[Stored data]
- - - - - - -

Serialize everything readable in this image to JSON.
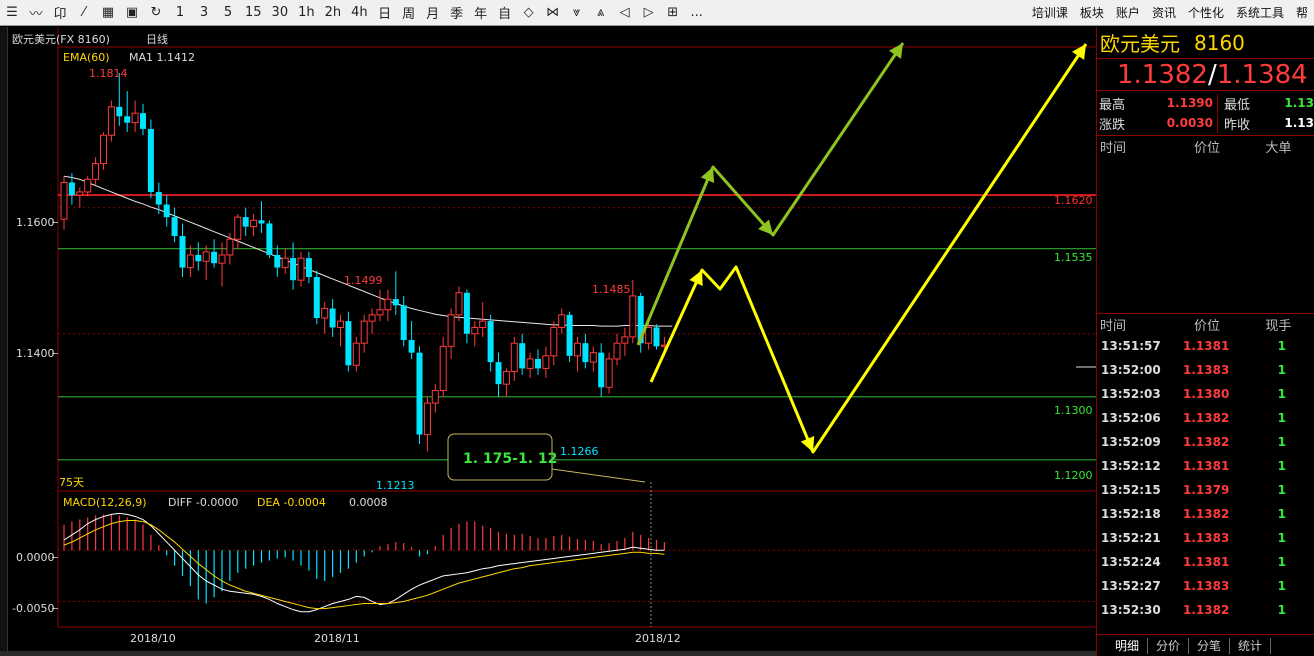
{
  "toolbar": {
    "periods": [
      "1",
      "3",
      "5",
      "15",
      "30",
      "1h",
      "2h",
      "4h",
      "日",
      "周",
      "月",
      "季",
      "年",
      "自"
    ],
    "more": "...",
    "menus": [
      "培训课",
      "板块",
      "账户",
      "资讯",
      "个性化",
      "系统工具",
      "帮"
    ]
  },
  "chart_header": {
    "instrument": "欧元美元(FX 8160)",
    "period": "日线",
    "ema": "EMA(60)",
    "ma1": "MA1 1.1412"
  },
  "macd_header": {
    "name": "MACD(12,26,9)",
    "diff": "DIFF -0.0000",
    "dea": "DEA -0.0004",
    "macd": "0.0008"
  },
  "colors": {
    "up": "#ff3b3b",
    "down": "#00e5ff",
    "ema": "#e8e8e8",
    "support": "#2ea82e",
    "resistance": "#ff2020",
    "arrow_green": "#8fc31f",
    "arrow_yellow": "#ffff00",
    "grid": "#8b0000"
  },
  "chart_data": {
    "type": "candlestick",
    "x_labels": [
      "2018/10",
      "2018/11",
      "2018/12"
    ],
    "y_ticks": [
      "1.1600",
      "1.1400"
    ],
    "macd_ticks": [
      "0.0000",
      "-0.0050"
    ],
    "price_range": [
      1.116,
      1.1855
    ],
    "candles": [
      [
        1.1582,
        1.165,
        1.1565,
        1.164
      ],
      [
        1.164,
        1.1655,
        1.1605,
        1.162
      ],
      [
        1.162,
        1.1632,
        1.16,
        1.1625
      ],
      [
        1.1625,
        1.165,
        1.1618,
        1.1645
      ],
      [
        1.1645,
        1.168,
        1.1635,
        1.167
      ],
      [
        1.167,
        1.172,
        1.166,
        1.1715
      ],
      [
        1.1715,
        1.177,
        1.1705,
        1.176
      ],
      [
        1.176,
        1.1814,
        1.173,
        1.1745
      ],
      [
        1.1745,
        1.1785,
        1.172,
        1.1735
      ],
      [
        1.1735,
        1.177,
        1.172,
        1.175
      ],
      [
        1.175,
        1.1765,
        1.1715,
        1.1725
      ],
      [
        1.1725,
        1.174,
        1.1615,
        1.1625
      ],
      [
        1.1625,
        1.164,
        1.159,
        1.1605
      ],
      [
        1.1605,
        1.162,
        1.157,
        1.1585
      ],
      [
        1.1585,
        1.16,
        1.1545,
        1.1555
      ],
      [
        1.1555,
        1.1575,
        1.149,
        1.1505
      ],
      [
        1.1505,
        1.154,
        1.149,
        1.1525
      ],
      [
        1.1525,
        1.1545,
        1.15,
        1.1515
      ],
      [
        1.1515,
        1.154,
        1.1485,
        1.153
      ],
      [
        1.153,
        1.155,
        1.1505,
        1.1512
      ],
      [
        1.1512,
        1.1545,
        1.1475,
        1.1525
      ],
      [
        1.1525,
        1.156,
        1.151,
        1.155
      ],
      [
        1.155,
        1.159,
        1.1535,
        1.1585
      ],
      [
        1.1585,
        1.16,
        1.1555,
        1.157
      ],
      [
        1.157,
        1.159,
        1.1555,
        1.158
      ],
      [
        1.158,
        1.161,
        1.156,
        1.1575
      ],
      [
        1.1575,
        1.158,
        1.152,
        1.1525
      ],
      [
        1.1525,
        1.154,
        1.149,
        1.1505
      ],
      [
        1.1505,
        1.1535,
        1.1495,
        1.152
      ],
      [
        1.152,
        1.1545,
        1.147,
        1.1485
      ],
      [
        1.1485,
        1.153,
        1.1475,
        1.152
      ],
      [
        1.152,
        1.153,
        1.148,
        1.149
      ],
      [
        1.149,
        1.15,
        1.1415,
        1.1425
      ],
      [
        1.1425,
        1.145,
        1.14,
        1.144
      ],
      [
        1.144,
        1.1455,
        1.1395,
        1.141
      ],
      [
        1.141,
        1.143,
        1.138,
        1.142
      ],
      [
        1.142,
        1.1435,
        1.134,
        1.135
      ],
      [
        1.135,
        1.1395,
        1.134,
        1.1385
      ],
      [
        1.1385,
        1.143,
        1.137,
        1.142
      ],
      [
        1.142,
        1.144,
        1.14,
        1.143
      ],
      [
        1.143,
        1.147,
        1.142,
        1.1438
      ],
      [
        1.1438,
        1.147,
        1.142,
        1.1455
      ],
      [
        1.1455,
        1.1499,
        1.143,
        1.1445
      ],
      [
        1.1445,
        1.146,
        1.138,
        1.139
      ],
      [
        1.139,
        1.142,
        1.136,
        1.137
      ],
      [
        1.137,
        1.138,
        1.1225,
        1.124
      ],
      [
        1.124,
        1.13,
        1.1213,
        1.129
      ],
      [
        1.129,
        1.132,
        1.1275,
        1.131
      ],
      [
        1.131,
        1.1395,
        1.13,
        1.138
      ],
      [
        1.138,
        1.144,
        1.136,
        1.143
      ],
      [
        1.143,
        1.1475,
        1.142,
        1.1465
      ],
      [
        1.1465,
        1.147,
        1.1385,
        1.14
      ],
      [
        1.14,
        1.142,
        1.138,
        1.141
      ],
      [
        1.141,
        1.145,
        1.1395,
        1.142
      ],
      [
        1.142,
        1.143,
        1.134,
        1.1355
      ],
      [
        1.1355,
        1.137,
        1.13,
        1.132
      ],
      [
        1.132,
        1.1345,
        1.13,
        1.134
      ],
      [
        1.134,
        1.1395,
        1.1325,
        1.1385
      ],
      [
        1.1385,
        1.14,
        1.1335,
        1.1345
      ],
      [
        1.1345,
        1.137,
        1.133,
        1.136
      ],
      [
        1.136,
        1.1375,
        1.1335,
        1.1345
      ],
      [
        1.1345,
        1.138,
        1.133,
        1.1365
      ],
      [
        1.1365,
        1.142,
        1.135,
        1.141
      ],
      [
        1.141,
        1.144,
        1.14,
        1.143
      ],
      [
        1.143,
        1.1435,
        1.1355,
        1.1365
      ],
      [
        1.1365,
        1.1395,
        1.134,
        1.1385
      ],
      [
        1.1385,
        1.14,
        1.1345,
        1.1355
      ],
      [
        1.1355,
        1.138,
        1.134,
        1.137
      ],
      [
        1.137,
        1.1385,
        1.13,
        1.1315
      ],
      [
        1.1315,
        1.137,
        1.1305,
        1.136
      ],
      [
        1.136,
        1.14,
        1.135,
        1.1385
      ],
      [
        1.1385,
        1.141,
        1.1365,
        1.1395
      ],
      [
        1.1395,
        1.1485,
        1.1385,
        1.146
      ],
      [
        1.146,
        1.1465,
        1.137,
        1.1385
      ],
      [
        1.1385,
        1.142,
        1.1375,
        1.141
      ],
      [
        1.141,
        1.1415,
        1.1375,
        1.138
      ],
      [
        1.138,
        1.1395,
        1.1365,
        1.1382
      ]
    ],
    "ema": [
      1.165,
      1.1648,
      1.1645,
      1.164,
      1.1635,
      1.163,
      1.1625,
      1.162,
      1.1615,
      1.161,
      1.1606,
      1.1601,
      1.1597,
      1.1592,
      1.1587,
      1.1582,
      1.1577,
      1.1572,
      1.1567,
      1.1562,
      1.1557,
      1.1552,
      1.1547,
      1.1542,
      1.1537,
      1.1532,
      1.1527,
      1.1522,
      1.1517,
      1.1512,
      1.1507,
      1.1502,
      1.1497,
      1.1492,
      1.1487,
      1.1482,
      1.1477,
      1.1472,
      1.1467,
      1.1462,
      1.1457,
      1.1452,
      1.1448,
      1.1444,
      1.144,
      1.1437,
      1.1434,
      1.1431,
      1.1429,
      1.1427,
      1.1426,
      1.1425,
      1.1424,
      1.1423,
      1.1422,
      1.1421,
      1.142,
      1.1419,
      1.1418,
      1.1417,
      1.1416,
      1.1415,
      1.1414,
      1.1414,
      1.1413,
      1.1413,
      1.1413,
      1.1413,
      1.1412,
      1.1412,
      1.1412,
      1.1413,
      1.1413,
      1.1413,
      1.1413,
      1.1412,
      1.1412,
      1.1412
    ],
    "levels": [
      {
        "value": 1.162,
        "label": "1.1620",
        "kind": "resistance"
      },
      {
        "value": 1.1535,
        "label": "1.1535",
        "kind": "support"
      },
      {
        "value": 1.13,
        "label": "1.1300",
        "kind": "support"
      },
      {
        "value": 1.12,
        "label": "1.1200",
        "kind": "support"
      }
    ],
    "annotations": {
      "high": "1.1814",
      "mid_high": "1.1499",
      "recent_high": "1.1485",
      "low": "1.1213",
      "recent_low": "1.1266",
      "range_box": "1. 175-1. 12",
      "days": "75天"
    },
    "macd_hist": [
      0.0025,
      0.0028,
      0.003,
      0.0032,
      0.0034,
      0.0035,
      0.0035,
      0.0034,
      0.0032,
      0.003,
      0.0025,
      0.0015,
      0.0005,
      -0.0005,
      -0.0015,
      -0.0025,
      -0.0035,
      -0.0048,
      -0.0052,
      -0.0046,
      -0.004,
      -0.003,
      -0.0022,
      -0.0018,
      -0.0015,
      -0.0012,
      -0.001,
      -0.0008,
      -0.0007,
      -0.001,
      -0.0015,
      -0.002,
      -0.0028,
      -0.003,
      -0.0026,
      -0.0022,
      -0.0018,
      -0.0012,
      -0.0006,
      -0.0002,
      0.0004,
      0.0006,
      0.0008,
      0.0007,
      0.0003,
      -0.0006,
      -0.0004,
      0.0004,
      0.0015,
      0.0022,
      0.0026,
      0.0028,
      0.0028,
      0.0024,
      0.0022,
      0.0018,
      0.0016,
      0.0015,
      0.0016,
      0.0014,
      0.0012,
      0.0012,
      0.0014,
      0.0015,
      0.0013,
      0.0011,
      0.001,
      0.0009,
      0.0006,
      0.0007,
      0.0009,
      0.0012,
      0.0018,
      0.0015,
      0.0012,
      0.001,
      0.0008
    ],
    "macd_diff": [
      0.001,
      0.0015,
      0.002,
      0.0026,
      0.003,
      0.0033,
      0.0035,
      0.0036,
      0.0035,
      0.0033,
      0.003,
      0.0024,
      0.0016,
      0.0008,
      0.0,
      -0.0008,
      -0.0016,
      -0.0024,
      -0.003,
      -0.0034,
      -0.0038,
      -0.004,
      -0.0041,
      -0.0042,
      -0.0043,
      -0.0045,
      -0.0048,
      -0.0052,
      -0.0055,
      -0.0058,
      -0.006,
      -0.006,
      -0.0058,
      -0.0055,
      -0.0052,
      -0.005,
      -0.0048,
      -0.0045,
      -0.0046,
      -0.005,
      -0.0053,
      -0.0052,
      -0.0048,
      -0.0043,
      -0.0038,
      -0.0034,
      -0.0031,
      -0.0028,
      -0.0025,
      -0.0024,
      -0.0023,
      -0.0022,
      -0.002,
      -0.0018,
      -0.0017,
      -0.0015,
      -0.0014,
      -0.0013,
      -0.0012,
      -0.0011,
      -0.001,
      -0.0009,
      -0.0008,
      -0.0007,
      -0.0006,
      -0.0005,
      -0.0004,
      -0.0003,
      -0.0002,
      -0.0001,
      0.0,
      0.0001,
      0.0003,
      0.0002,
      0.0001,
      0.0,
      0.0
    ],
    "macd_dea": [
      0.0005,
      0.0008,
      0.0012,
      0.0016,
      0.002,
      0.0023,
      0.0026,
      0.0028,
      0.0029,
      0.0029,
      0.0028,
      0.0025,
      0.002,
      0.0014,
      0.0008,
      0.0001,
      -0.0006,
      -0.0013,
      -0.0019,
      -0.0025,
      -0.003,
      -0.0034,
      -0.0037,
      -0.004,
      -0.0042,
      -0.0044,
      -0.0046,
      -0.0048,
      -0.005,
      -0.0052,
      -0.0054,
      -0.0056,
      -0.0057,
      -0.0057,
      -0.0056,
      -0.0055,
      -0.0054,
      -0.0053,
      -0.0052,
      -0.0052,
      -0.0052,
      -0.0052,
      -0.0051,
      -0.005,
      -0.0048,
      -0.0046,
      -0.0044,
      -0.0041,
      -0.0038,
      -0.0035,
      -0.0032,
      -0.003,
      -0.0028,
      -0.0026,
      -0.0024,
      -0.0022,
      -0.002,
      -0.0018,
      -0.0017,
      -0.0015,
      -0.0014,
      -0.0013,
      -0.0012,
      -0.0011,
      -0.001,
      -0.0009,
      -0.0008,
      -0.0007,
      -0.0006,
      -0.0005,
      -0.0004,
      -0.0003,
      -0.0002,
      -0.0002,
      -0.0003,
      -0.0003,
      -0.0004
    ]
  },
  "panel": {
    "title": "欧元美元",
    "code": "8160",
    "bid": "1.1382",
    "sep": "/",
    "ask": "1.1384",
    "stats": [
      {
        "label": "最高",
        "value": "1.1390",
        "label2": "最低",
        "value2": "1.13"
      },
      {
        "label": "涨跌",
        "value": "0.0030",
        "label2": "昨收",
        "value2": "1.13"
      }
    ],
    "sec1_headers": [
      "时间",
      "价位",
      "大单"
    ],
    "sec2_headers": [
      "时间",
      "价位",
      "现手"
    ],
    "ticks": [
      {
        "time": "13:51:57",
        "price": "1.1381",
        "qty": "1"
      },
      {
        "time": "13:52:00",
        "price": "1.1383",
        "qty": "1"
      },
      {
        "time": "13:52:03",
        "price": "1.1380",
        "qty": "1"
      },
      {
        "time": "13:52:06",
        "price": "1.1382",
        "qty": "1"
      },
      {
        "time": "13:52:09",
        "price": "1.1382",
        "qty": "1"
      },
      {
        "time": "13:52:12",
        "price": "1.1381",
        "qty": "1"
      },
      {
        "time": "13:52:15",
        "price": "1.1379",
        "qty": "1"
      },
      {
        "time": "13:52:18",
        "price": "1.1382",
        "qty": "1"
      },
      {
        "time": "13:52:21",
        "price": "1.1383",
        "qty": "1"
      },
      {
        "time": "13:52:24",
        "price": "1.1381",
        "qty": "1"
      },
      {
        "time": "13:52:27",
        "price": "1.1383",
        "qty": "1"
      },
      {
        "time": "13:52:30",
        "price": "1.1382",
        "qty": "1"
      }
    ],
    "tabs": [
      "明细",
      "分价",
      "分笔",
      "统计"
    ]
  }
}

- - - - - - -

_What needs to be done_. Tally the lines that hold the string "resistance" and state the total, nothing more.

_Final result_. 2